Directions >> Return the whole listing, line for line, without the pictures in it.

Recorded data >>
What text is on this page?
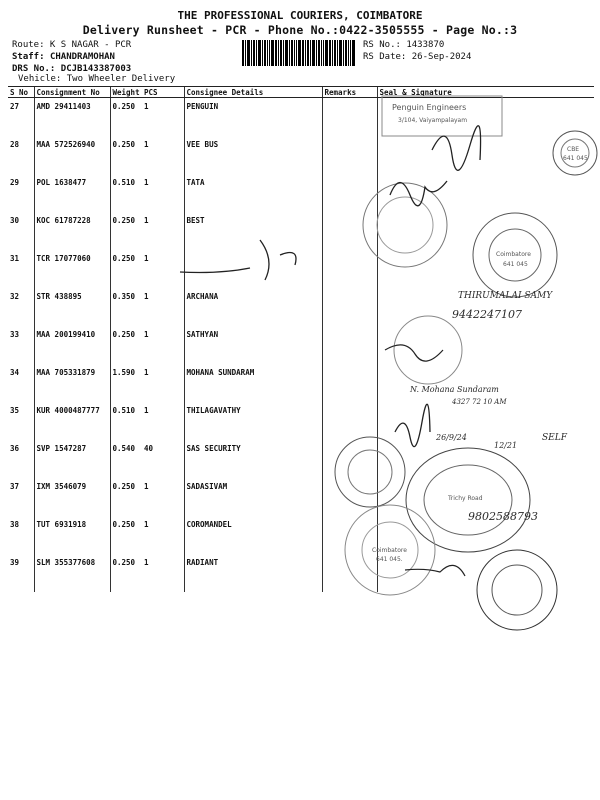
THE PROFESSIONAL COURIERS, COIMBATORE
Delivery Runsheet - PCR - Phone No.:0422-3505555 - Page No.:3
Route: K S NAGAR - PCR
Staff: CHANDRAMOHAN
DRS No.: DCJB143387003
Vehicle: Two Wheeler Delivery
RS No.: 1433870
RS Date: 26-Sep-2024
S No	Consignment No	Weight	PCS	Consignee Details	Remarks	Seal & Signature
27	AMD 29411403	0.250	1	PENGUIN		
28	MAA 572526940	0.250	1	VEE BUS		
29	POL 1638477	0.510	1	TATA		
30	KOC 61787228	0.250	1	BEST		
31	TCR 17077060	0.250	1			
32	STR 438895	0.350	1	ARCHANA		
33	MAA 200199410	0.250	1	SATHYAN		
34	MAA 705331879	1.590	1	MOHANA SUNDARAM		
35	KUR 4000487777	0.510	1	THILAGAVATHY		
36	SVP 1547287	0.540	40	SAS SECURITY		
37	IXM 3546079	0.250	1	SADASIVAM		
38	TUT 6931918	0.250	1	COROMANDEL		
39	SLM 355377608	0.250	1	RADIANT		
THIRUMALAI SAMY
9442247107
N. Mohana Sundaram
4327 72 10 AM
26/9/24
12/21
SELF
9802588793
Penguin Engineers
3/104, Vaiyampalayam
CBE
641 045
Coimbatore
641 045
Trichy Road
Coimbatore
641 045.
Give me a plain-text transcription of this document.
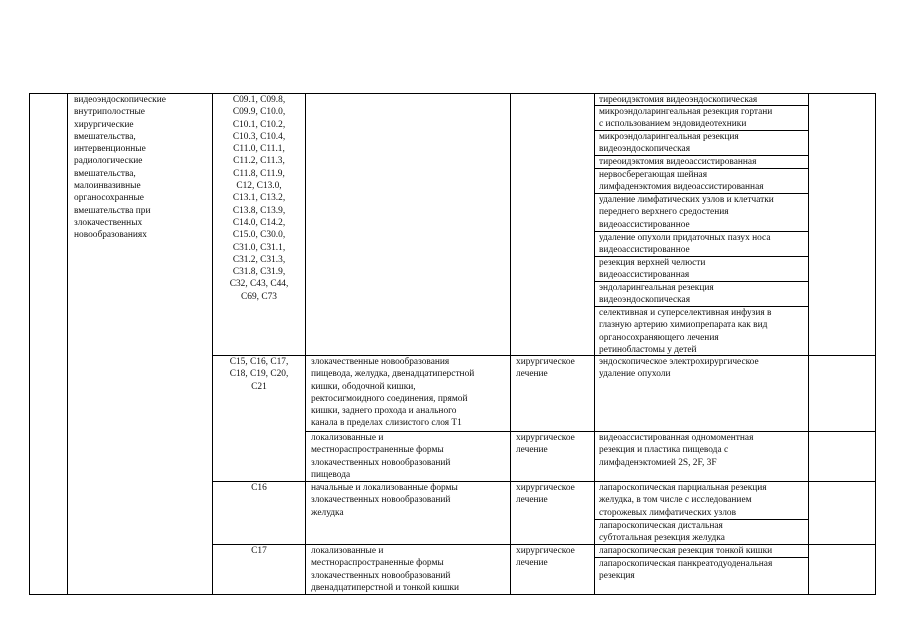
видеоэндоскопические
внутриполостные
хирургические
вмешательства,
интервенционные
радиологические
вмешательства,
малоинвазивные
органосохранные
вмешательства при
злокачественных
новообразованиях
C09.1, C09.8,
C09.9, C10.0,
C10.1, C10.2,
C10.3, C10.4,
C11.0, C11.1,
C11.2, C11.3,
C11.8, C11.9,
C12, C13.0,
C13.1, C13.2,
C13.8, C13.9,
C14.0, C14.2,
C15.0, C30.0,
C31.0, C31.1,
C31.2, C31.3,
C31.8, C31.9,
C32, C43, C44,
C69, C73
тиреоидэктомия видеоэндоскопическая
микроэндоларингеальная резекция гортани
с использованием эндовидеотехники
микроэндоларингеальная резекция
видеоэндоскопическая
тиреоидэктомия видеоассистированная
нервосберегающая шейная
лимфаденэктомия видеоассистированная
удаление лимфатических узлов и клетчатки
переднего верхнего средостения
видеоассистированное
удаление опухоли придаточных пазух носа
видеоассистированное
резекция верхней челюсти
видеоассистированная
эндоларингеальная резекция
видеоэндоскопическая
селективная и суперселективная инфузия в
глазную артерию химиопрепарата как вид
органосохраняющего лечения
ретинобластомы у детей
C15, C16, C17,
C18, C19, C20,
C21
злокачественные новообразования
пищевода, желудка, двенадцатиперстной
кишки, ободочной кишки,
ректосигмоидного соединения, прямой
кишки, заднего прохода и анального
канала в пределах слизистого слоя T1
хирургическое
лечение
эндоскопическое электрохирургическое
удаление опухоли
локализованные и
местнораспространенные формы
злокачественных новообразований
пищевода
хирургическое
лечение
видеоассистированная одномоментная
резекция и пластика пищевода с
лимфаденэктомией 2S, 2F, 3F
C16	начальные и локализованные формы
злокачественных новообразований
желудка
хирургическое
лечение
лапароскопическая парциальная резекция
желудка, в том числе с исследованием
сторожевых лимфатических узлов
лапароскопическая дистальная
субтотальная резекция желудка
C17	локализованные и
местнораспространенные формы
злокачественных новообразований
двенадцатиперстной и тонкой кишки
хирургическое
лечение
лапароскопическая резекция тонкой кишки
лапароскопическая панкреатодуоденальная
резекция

Complete response >>
What text is on this page?
THE PROFESSIONAL COURIERS, COIMBATORE
Delivery Runsheet - PCR - Phone No.:0422-3505555 - Page No.:3
Route: K S NAGAR - PCR
Staff: CHANDRAMOHAN
DRS No.: DCJB143387003
Vehicle: Two Wheeler Delivery
RS No.: 1433870
RS Date: 26-Sep-2024
S No	Consignment No	Weight	PCS	Consignee Details	Remarks	Seal & Signature
27	AMD 29411403	0.250	1	PENGUIN		
28	MAA 572526940	0.250	1	VEE BUS		
29	POL 1638477	0.510	1	TATA		
30	KOC 61787228	0.250	1	BEST		
31	TCR 17077060	0.250	1			
32	STR 438895	0.350	1	ARCHANA		
33	MAA 200199410	0.250	1	SATHYAN		
34	MAA 705331879	1.590	1	MOHANA SUNDARAM		
35	KUR 4000487777	0.510	1	THILAGAVATHY		
36	SVP 1547287	0.540	40	SAS SECURITY		
37	IXM 3546079	0.250	1	SADASIVAM		
38	TUT 6931918	0.250	1	COROMANDEL		
39	SLM 355377608	0.250	1	RADIANT		
THIRUMALAI SAMY
9442247107
N. Mohana Sundaram
4327 72 10 AM
26/9/24
12/21
SELF
9802588793
Penguin Engineers
3/104, Vaiyampalayam
CBE
641 045
Coimbatore
641 045
Trichy Road
Coimbatore
641 045.
Give me a plain-text transcription of this document.
видеоэндоскопические
внутриполостные
хирургические
вмешательства,
интервенционные
радиологические
вмешательства,
малоинвазивные
органосохранные
вмешательства при
злокачественных
новообразованиях
C09.1, C09.8,
C09.9, C10.0,
C10.1, C10.2,
C10.3, C10.4,
C11.0, C11.1,
C11.2, C11.3,
C11.8, C11.9,
C12, C13.0,
C13.1, C13.2,
C13.8, C13.9,
C14.0, C14.2,
C15.0, C30.0,
C31.0, C31.1,
C31.2, C31.3,
C31.8, C31.9,
C32, C43, C44,
C69, C73
тиреоидэктомия видеоэндоскопическая
микроэндоларингеальная резекция гортани
с использованием эндовидеотехники
микроэндоларингеальная резекция
видеоэндоскопическая
тиреоидэктомия видеоассистированная
нервосберегающая шейная
лимфаденэктомия видеоассистированная
удаление лимфатических узлов и клетчатки
переднего верхнего средостения
видеоассистированное
удаление опухоли придаточных пазух носа
видеоассистированное
резекция верхней челюсти
видеоассистированная
эндоларингеальная резекция
видеоэндоскопическая
селективная и суперселективная инфузия в
глазную артерию химиопрепарата как вид
органосохраняющего лечения
ретинобластомы у детей
C15, C16, C17,
C18, C19, C20,
C21
злокачественные новообразования
пищевода, желудка, двенадцатиперстной
кишки, ободочной кишки,
ректосигмоидного соединения, прямой
кишки, заднего прохода и анального
канала в пределах слизистого слоя T1
хирургическое
лечение
эндоскопическое электрохирургическое
удаление опухоли
локализованные и
местнораспространенные формы
злокачественных новообразований
пищевода
хирургическое
лечение
видеоассистированная одномоментная
резекция и пластика пищевода с
лимфаденэктомией 2S, 2F, 3F
C16	начальные и локализованные формы
злокачественных новообразований
желудка
хирургическое
лечение
лапароскопическая парциальная резекция
желудка, в том числе с исследованием
сторожевых лимфатических узлов
лапароскопическая дистальная
субтотальная резекция желудка
C17	локализованные и
местнораспространенные формы
злокачественных новообразований
двенадцатиперстной и тонкой кишки
хирургическое
лечение
лапароскопическая резекция тонкой кишки
лапароскопическая панкреатодуоденальная
резекция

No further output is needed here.